▸ **Exercise objective**:
Among the entries below, find the lines with "vardı" and copy them.

BEGIN Extracted entries

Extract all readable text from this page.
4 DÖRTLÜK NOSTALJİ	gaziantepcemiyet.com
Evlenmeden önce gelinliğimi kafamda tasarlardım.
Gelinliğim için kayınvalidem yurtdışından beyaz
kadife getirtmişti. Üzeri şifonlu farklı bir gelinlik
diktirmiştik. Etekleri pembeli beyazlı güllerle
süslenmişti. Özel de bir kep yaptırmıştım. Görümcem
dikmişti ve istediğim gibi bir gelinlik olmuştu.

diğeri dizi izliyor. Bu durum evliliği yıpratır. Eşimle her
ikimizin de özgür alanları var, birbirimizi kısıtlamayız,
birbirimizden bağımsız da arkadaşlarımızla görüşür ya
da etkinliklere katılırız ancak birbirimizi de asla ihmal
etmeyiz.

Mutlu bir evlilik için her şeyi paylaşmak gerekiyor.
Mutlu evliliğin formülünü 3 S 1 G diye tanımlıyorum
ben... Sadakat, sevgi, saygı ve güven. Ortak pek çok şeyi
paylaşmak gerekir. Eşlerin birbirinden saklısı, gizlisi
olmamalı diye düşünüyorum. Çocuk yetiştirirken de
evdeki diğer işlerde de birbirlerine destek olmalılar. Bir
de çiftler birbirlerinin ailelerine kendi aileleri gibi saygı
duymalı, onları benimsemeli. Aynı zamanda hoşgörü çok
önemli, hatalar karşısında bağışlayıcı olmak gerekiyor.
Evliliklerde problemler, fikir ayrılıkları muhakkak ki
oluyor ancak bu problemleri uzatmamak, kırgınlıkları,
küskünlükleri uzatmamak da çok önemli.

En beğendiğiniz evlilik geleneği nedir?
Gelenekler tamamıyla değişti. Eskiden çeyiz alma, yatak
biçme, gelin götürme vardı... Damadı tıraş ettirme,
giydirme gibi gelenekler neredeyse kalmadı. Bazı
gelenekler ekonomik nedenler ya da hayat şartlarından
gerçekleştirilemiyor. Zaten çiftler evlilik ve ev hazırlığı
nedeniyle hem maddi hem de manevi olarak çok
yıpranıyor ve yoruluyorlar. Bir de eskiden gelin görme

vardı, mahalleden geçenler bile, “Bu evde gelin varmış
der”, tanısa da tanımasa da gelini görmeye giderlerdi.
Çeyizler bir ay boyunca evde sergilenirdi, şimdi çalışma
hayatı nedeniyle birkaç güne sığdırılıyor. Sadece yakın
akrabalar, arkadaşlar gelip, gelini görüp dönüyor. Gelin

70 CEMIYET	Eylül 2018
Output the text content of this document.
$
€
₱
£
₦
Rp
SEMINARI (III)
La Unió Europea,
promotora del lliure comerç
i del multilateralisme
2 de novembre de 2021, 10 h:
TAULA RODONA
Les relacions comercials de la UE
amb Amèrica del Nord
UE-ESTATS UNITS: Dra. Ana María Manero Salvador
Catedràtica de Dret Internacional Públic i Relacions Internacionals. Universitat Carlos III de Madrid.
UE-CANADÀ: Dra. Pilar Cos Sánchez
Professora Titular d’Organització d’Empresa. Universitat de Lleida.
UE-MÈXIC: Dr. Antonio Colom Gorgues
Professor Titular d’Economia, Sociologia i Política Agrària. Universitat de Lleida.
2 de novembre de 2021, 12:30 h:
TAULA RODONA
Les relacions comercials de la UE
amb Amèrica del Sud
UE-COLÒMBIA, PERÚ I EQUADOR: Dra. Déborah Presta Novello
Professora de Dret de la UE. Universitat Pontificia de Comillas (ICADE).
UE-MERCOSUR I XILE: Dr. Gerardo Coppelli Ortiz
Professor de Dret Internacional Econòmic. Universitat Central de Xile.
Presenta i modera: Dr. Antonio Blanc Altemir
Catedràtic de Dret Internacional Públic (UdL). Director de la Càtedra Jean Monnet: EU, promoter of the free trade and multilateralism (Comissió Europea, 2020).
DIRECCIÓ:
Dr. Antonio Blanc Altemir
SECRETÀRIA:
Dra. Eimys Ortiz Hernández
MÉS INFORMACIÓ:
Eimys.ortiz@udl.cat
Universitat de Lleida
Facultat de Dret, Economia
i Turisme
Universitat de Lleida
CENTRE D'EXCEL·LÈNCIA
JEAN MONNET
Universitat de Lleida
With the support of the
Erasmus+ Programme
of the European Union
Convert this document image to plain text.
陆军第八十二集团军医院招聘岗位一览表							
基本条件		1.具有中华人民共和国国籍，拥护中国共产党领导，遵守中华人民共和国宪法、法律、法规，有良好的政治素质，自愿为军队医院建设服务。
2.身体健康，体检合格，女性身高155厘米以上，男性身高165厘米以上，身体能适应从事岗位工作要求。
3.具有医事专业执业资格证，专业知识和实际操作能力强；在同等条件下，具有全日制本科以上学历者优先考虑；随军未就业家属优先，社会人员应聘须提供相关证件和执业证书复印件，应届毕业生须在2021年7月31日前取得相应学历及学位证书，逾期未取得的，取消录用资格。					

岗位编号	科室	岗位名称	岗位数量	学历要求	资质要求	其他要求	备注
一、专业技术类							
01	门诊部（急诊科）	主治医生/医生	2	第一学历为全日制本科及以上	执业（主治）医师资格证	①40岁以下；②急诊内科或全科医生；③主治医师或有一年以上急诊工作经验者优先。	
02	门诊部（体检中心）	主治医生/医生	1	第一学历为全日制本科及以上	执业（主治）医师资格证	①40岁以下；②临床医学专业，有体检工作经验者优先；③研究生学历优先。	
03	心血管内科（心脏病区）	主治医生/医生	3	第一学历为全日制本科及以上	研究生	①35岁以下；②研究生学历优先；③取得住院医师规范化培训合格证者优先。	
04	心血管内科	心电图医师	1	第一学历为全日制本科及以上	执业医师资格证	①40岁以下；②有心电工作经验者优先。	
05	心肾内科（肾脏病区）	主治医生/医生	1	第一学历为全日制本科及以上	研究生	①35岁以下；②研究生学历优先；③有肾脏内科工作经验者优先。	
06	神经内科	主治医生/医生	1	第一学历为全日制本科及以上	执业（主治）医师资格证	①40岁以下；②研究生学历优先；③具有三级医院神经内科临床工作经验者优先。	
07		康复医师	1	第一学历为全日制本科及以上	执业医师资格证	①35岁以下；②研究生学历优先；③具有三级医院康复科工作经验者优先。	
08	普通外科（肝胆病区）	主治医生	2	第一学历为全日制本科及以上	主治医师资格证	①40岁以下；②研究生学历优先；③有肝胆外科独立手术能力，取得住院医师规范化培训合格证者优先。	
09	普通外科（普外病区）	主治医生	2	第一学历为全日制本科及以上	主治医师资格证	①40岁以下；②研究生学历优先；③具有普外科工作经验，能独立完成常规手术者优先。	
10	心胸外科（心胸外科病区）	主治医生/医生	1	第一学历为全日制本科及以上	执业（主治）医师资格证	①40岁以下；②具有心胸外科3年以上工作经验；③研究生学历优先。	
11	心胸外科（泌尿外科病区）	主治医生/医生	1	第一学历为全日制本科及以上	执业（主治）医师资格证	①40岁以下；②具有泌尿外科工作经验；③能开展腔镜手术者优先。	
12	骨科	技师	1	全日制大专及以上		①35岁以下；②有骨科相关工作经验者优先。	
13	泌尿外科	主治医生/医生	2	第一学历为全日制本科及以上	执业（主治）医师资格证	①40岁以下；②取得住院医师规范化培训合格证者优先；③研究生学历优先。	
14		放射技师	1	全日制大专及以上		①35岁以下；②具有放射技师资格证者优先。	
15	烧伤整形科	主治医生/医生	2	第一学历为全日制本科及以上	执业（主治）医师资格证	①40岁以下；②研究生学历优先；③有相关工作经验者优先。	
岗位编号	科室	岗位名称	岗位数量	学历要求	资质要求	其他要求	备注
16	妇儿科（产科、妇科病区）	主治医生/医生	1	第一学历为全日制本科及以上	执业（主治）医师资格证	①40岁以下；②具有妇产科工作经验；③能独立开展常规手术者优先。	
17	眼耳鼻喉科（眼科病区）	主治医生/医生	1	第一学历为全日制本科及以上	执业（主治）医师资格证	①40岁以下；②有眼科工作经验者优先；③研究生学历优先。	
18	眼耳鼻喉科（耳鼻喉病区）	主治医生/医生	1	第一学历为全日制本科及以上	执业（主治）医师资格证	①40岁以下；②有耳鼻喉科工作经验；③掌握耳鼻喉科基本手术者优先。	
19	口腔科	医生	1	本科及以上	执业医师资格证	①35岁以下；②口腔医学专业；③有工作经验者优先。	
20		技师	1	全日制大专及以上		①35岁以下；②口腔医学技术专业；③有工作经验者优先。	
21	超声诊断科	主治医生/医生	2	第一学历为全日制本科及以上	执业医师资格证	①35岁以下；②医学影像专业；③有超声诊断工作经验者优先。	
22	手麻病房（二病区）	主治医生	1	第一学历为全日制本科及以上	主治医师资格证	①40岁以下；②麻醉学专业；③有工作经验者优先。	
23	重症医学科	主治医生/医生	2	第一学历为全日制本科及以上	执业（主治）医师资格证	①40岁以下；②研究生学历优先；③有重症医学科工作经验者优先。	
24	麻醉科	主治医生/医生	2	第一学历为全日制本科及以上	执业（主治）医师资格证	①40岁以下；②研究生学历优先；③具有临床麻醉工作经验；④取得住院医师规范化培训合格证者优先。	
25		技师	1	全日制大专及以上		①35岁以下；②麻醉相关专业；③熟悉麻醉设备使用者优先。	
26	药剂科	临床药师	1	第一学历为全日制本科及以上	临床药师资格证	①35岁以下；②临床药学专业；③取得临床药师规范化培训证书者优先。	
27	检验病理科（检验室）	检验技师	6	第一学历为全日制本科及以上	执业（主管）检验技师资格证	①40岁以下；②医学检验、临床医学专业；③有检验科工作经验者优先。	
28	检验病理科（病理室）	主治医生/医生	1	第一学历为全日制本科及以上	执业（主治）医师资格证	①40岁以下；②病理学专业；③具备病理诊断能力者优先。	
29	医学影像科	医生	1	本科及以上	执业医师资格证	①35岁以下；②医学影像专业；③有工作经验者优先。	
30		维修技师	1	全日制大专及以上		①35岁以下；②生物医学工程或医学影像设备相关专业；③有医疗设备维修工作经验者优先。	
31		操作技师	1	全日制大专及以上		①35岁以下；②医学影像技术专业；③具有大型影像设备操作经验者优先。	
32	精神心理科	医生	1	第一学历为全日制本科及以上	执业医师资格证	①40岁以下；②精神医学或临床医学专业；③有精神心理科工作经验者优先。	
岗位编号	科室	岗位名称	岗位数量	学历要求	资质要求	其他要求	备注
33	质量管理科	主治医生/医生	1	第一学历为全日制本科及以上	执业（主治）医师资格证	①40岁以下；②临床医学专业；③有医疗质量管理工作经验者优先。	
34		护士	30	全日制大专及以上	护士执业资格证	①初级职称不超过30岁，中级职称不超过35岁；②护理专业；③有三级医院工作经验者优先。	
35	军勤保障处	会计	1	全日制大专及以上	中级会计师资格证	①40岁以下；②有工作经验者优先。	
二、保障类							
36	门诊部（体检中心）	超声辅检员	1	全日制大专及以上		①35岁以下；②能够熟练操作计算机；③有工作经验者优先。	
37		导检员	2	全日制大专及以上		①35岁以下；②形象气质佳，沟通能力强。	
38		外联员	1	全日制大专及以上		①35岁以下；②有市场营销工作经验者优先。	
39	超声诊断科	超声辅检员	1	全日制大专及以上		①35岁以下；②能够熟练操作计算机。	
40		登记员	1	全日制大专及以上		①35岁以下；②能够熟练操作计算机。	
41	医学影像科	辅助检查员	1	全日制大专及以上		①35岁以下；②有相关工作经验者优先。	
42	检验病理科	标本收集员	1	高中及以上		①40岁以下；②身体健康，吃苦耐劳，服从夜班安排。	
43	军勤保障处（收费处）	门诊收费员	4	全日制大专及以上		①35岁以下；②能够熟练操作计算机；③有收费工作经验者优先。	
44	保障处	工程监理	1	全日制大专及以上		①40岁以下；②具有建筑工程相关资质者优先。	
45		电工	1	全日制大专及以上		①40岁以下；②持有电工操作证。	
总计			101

END Extracted entries

▸ **Task answer**:
biçme, gelin götürme vardı... Damadı tıraş ettirme,
vardı, mahalleden geçenler bile, “Bu evde gelin varmış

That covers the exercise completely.